## Task brief
A faithful transcription of all the data is required.

## Records supplied
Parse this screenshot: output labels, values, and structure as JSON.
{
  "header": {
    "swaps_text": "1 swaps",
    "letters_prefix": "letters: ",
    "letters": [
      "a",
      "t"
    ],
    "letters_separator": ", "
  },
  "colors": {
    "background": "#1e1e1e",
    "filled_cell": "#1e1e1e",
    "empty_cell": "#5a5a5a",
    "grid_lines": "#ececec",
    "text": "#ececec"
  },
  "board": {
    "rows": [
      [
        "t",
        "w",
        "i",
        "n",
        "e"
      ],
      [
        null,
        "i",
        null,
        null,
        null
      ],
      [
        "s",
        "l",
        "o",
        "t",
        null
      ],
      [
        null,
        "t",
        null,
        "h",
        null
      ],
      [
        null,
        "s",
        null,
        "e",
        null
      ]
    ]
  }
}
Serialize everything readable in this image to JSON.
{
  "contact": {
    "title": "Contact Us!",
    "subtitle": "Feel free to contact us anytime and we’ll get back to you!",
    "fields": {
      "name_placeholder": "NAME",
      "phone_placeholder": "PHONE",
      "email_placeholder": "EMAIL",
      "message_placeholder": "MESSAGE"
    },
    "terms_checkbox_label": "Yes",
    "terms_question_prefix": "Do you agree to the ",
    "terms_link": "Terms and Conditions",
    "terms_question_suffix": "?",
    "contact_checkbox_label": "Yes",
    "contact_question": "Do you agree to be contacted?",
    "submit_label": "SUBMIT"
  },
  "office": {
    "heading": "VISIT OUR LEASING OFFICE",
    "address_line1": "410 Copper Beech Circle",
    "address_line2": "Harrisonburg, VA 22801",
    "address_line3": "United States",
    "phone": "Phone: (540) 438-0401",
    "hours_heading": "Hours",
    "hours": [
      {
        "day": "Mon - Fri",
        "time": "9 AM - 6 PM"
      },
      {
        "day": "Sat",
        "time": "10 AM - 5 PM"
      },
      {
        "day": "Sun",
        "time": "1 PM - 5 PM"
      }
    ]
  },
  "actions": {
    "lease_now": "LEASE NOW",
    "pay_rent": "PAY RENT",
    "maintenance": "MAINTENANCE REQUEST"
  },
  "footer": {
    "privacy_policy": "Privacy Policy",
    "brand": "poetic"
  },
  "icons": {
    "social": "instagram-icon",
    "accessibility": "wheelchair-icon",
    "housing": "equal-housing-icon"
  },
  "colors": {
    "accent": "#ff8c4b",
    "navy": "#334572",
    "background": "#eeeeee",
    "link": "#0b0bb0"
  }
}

## Solution to the problem
Parse this screenshot: output labels, values, and structure as JSON.
{
  "header": {
    "swaps_text": "1 swaps",
    "letters_prefix": "letters: ",
    "letters": [
      "a",
      "t"
    ],
    "letters_separator": ", "
  },
  "colors": {
    "background": "#1e1e1e",
    "filled_cell": "#1e1e1e",
    "empty_cell": "#5a5a5a",
    "grid_lines": "#ececec",
    "text": "#ececec"
  },
  "board": {
    "rows": [
      [
        "t",
        "w",
        "i",
        "n",
        "e"
      ],
      [
        null,
        "i",
        null,
        null,
        null
      ],
      [
        "s",
        "l",
        "o",
        "t",
        null
      ],
      [
        null,
        "t",
        null,
        "h",
        null
      ],
      [
        null,
        "s",
        null,
        "e",
        null
      ]
    ]
  }
}
Serialize everything readable in this image to JSON.
{
  "contact": {
    "title": "Contact Us!",
    "subtitle": "Feel free to contact us anytime and we’ll get back to you!",
    "fields": {
      "name_placeholder": "NAME",
      "phone_placeholder": "PHONE",
      "email_placeholder": "EMAIL",
      "message_placeholder": "MESSAGE"
    },
    "terms_checkbox_label": "Yes",
    "terms_question_prefix": "Do you agree to the ",
    "terms_link": "Terms and Conditions",
    "terms_question_suffix": "?",
    "contact_checkbox_label": "Yes",
    "contact_question": "Do you agree to be contacted?",
    "submit_label": "SUBMIT"
  },
  "office": {
    "heading": "VISIT OUR LEASING OFFICE",
    "address_line1": "410 Copper Beech Circle",
    "address_line2": "Harrisonburg, VA 22801",
    "address_line3": "United States",
    "phone": "Phone: (540) 438-0401",
    "hours_heading": "Hours",
    "hours": [
      {
        "day": "Mon - Fri",
        "time": "9 AM - 6 PM"
      },
      {
        "day": "Sat",
        "time": "10 AM - 5 PM"
      },
      {
        "day": "Sun",
        "time": "1 PM - 5 PM"
      }
    ]
  },
  "actions": {
    "lease_now": "LEASE NOW",
    "pay_rent": "PAY RENT",
    "maintenance": "MAINTENANCE REQUEST"
  },
  "footer": {
    "privacy_policy": "Privacy Policy",
    "brand": "poetic"
  },
  "icons": {
    "social": "instagram-icon",
    "accessibility": "wheelchair-icon",
    "housing": "equal-housing-icon"
  },
  "colors": {
    "accent": "#ff8c4b",
    "navy": "#334572",
    "background": "#eeeeee",
    "link": "#0b0bb0"
  }
}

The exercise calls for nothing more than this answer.